## What you are asked to do
Output every line below exactly.

** Start of Task data **

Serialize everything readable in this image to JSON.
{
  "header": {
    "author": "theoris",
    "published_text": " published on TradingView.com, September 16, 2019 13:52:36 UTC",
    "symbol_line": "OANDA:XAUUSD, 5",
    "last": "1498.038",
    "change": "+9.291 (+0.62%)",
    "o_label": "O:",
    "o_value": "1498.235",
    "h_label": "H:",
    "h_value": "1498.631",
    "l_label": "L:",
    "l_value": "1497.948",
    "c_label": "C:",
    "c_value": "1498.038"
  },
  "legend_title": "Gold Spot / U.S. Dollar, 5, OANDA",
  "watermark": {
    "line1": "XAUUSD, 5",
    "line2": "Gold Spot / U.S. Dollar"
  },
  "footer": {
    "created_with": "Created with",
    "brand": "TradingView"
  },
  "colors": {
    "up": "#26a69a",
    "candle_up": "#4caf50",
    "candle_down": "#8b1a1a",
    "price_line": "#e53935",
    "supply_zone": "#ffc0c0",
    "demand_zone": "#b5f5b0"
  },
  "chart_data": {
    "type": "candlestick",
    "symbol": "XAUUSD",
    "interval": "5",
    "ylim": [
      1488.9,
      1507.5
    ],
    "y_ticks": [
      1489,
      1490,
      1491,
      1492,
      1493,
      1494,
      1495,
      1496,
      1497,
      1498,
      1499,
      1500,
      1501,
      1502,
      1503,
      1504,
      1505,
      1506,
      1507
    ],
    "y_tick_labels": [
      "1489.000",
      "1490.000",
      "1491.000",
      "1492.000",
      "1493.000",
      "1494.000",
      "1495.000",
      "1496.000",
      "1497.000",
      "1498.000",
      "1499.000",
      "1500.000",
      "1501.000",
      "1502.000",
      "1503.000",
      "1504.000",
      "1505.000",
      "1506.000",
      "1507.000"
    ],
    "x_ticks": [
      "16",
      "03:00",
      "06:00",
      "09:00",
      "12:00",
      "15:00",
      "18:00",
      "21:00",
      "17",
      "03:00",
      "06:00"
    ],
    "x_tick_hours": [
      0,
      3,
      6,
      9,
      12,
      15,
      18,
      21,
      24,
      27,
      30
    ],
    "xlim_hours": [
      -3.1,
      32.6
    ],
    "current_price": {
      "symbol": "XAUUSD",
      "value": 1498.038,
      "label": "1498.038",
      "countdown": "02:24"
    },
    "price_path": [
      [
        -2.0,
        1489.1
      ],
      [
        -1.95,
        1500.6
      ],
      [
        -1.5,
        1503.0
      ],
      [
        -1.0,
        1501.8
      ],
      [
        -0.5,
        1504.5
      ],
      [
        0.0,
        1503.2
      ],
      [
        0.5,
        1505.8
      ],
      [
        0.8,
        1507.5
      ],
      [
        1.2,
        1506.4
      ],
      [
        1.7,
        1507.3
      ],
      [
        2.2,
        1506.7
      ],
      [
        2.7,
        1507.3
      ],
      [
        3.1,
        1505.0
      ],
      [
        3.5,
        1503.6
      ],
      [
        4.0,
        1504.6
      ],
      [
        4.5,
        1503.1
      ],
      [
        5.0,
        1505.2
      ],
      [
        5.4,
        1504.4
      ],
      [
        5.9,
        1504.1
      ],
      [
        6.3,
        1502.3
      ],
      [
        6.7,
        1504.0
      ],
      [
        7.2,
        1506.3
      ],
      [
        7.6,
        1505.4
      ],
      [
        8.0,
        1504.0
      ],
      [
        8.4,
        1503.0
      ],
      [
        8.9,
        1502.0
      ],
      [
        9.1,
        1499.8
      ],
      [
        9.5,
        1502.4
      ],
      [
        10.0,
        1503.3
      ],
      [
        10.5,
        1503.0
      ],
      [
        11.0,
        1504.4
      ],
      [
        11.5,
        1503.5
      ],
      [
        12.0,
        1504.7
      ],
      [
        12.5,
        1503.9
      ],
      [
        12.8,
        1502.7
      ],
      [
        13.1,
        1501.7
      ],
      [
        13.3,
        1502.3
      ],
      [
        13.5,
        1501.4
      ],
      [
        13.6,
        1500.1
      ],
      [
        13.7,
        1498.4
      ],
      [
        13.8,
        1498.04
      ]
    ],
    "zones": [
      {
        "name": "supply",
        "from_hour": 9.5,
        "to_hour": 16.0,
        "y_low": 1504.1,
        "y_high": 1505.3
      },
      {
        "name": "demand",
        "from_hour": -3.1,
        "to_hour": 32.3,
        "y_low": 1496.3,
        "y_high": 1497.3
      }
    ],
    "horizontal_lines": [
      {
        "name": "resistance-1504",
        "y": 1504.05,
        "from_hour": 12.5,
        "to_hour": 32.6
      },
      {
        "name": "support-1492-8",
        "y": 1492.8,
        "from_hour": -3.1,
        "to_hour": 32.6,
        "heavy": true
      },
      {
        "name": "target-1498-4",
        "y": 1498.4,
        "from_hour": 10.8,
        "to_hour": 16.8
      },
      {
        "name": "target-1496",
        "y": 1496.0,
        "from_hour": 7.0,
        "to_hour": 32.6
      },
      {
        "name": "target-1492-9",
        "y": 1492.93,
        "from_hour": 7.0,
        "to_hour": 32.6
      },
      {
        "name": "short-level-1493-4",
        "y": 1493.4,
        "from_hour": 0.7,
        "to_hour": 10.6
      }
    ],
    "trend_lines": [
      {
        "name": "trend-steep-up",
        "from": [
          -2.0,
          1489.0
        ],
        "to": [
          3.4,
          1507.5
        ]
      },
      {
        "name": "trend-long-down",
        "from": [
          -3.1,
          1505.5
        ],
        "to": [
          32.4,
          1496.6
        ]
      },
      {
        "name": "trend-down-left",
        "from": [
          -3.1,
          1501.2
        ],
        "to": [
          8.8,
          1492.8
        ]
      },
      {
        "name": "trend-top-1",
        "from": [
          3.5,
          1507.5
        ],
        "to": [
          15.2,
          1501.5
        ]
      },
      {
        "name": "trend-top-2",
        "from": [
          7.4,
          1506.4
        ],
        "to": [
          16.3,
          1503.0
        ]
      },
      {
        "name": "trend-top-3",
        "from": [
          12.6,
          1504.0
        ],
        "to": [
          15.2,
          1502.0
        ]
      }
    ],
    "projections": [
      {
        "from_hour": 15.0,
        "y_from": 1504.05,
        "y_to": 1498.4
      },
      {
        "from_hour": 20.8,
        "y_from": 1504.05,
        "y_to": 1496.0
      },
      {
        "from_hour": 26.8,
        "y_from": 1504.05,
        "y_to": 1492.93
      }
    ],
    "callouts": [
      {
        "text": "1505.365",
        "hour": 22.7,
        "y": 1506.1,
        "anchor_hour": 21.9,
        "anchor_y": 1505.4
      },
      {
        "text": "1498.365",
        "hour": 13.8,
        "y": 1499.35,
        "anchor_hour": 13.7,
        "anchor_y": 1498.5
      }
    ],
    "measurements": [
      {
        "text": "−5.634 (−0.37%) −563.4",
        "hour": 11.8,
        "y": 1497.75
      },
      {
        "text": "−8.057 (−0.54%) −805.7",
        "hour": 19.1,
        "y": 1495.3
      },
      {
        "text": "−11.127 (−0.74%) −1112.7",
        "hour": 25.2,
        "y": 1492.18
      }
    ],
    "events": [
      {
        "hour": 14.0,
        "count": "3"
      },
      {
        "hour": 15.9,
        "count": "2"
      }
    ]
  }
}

** End of Task data **

## Written reply
Serialize everything readable in this image to JSON.
{
  "header": {
    "author": "theoris",
    "published_text": " published on TradingView.com, September 16, 2019 13:52:36 UTC",
    "symbol_line": "OANDA:XAUUSD, 5",
    "last": "1498.038",
    "change": "+9.291 (+0.62%)",
    "o_label": "O:",
    "o_value": "1498.235",
    "h_label": "H:",
    "h_value": "1498.631",
    "l_label": "L:",
    "l_value": "1497.948",
    "c_label": "C:",
    "c_value": "1498.038"
  },
  "legend_title": "Gold Spot / U.S. Dollar, 5, OANDA",
  "watermark": {
    "line1": "XAUUSD, 5",
    "line2": "Gold Spot / U.S. Dollar"
  },
  "footer": {
    "created_with": "Created with",
    "brand": "TradingView"
  },
  "colors": {
    "up": "#26a69a",
    "candle_up": "#4caf50",
    "candle_down": "#8b1a1a",
    "price_line": "#e53935",
    "supply_zone": "#ffc0c0",
    "demand_zone": "#b5f5b0"
  },
  "chart_data": {
    "type": "candlestick",
    "symbol": "XAUUSD",
    "interval": "5",
    "ylim": [
      1488.9,
      1507.5
    ],
    "y_ticks": [
      1489,
      1490,
      1491,
      1492,
      1493,
      1494,
      1495,
      1496,
      1497,
      1498,
      1499,
      1500,
      1501,
      1502,
      1503,
      1504,
      1505,
      1506,
      1507
    ],
    "y_tick_labels": [
      "1489.000",
      "1490.000",
      "1491.000",
      "1492.000",
      "1493.000",
      "1494.000",
      "1495.000",
      "1496.000",
      "1497.000",
      "1498.000",
      "1499.000",
      "1500.000",
      "1501.000",
      "1502.000",
      "1503.000",
      "1504.000",
      "1505.000",
      "1506.000",
      "1507.000"
    ],
    "x_ticks": [
      "16",
      "03:00",
      "06:00",
      "09:00",
      "12:00",
      "15:00",
      "18:00",
      "21:00",
      "17",
      "03:00",
      "06:00"
    ],
    "x_tick_hours": [
      0,
      3,
      6,
      9,
      12,
      15,
      18,
      21,
      24,
      27,
      30
    ],
    "xlim_hours": [
      -3.1,
      32.6
    ],
    "current_price": {
      "symbol": "XAUUSD",
      "value": 1498.038,
      "label": "1498.038",
      "countdown": "02:24"
    },
    "price_path": [
      [
        -2.0,
        1489.1
      ],
      [
        -1.95,
        1500.6
      ],
      [
        -1.5,
        1503.0
      ],
      [
        -1.0,
        1501.8
      ],
      [
        -0.5,
        1504.5
      ],
      [
        0.0,
        1503.2
      ],
      [
        0.5,
        1505.8
      ],
      [
        0.8,
        1507.5
      ],
      [
        1.2,
        1506.4
      ],
      [
        1.7,
        1507.3
      ],
      [
        2.2,
        1506.7
      ],
      [
        2.7,
        1507.3
      ],
      [
        3.1,
        1505.0
      ],
      [
        3.5,
        1503.6
      ],
      [
        4.0,
        1504.6
      ],
      [
        4.5,
        1503.1
      ],
      [
        5.0,
        1505.2
      ],
      [
        5.4,
        1504.4
      ],
      [
        5.9,
        1504.1
      ],
      [
        6.3,
        1502.3
      ],
      [
        6.7,
        1504.0
      ],
      [
        7.2,
        1506.3
      ],
      [
        7.6,
        1505.4
      ],
      [
        8.0,
        1504.0
      ],
      [
        8.4,
        1503.0
      ],
      [
        8.9,
        1502.0
      ],
      [
        9.1,
        1499.8
      ],
      [
        9.5,
        1502.4
      ],
      [
        10.0,
        1503.3
      ],
      [
        10.5,
        1503.0
      ],
      [
        11.0,
        1504.4
      ],
      [
        11.5,
        1503.5
      ],
      [
        12.0,
        1504.7
      ],
      [
        12.5,
        1503.9
      ],
      [
        12.8,
        1502.7
      ],
      [
        13.1,
        1501.7
      ],
      [
        13.3,
        1502.3
      ],
      [
        13.5,
        1501.4
      ],
      [
        13.6,
        1500.1
      ],
      [
        13.7,
        1498.4
      ],
      [
        13.8,
        1498.04
      ]
    ],
    "zones": [
      {
        "name": "supply",
        "from_hour": 9.5,
        "to_hour": 16.0,
        "y_low": 1504.1,
        "y_high": 1505.3
      },
      {
        "name": "demand",
        "from_hour": -3.1,
        "to_hour": 32.3,
        "y_low": 1496.3,
        "y_high": 1497.3
      }
    ],
    "horizontal_lines": [
      {
        "name": "resistance-1504",
        "y": 1504.05,
        "from_hour": 12.5,
        "to_hour": 32.6
      },
      {
        "name": "support-1492-8",
        "y": 1492.8,
        "from_hour": -3.1,
        "to_hour": 32.6,
        "heavy": true
      },
      {
        "name": "target-1498-4",
        "y": 1498.4,
        "from_hour": 10.8,
        "to_hour": 16.8
      },
      {
        "name": "target-1496",
        "y": 1496.0,
        "from_hour": 7.0,
        "to_hour": 32.6
      },
      {
        "name": "target-1492-9",
        "y": 1492.93,
        "from_hour": 7.0,
        "to_hour": 32.6
      },
      {
        "name": "short-level-1493-4",
        "y": 1493.4,
        "from_hour": 0.7,
        "to_hour": 10.6
      }
    ],
    "trend_lines": [
      {
        "name": "trend-steep-up",
        "from": [
          -2.0,
          1489.0
        ],
        "to": [
          3.4,
          1507.5
        ]
      },
      {
        "name": "trend-long-down",
        "from": [
          -3.1,
          1505.5
        ],
        "to": [
          32.4,
          1496.6
        ]
      },
      {
        "name": "trend-down-left",
        "from": [
          -3.1,
          1501.2
        ],
        "to": [
          8.8,
          1492.8
        ]
      },
      {
        "name": "trend-top-1",
        "from": [
          3.5,
          1507.5
        ],
        "to": [
          15.2,
          1501.5
        ]
      },
      {
        "name": "trend-top-2",
        "from": [
          7.4,
          1506.4
        ],
        "to": [
          16.3,
          1503.0
        ]
      },
      {
        "name": "trend-top-3",
        "from": [
          12.6,
          1504.0
        ],
        "to": [
          15.2,
          1502.0
        ]
      }
    ],
    "projections": [
      {
        "from_hour": 15.0,
        "y_from": 1504.05,
        "y_to": 1498.4
      },
      {
        "from_hour": 20.8,
        "y_from": 1504.05,
        "y_to": 1496.0
      },
      {
        "from_hour": 26.8,
        "y_from": 1504.05,
        "y_to": 1492.93
      }
    ],
    "callouts": [
      {
        "text": "1505.365",
        "hour": 22.7,
        "y": 1506.1,
        "anchor_hour": 21.9,
        "anchor_y": 1505.4
      },
      {
        "text": "1498.365",
        "hour": 13.8,
        "y": 1499.35,
        "anchor_hour": 13.7,
        "anchor_y": 1498.5
      }
    ],
    "measurements": [
      {
        "text": "−5.634 (−0.37%) −563.4",
        "hour": 11.8,
        "y": 1497.75
      },
      {
        "text": "−8.057 (−0.54%) −805.7",
        "hour": 19.1,
        "y": 1495.3
      },
      {
        "text": "−11.127 (−0.74%) −1112.7",
        "hour": 25.2,
        "y": 1492.18
      }
    ],
    "events": [
      {
        "hour": 14.0,
        "count": "3"
      },
      {
        "hour": 15.9,
        "count": "2"
      }
    ]
  }
}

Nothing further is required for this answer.